* Exercise objective:
Below you will find a set of lines. Repeat them all exactly.

—————

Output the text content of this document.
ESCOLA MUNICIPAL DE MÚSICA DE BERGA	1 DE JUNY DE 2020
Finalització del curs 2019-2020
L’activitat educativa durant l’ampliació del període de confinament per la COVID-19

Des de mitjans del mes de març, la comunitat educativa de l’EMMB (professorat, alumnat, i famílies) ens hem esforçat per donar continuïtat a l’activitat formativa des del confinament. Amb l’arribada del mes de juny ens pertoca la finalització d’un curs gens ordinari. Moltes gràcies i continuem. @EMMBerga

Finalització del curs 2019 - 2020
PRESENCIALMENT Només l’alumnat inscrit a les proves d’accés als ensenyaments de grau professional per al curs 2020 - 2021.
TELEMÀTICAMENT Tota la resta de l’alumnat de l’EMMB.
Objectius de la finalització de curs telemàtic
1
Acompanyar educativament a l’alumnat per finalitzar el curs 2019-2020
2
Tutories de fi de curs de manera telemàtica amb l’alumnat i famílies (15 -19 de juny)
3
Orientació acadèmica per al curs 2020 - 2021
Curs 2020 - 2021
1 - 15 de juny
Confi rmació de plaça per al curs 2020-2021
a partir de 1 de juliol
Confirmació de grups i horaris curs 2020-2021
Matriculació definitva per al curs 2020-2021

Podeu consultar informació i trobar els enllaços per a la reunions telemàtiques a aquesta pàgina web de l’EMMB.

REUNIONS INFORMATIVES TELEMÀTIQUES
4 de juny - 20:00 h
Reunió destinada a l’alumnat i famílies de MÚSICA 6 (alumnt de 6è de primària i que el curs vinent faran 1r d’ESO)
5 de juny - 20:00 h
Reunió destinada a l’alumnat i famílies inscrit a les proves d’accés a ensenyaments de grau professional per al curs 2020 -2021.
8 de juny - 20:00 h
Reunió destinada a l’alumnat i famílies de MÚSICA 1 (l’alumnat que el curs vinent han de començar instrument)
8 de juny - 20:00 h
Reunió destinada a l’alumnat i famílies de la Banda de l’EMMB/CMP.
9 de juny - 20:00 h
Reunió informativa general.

—————

* Complete response:
Output the text content of this document.
ESCOLA MUNICIPAL DE MÚSICA DE BERGA	1 DE JUNY DE 2020
Finalització del curs 2019-2020
L’activitat educativa durant l’ampliació del període de confinament per la COVID-19

Des de mitjans del mes de març, la comunitat educativa de l’EMMB (professorat, alumnat, i famílies) ens hem esforçat per donar continuïtat a l’activitat formativa des del confinament. Amb l’arribada del mes de juny ens pertoca la finalització d’un curs gens ordinari. Moltes gràcies i continuem. @EMMBerga

Finalització del curs 2019 - 2020
PRESENCIALMENT Només l’alumnat inscrit a les proves d’accés als ensenyaments de grau professional per al curs 2020 - 2021.
TELEMÀTICAMENT Tota la resta de l’alumnat de l’EMMB.
Objectius de la finalització de curs telemàtic
1
Acompanyar educativament a l’alumnat per finalitzar el curs 2019-2020
2
Tutories de fi de curs de manera telemàtica amb l’alumnat i famílies (15 -19 de juny)
3
Orientació acadèmica per al curs 2020 - 2021
Curs 2020 - 2021
1 - 15 de juny
Confi rmació de plaça per al curs 2020-2021
a partir de 1 de juliol
Confirmació de grups i horaris curs 2020-2021
Matriculació definitva per al curs 2020-2021

Podeu consultar informació i trobar els enllaços per a la reunions telemàtiques a aquesta pàgina web de l’EMMB.

REUNIONS INFORMATIVES TELEMÀTIQUES
4 de juny - 20:00 h
Reunió destinada a l’alumnat i famílies de MÚSICA 6 (alumnt de 6è de primària i que el curs vinent faran 1r d’ESO)
5 de juny - 20:00 h
Reunió destinada a l’alumnat i famílies inscrit a les proves d’accés a ensenyaments de grau professional per al curs 2020 -2021.
8 de juny - 20:00 h
Reunió destinada a l’alumnat i famílies de MÚSICA 1 (l’alumnat que el curs vinent han de començar instrument)
8 de juny - 20:00 h
Reunió destinada a l’alumnat i famílies de la Banda de l’EMMB/CMP.
9 de juny - 20:00 h
Reunió informativa general.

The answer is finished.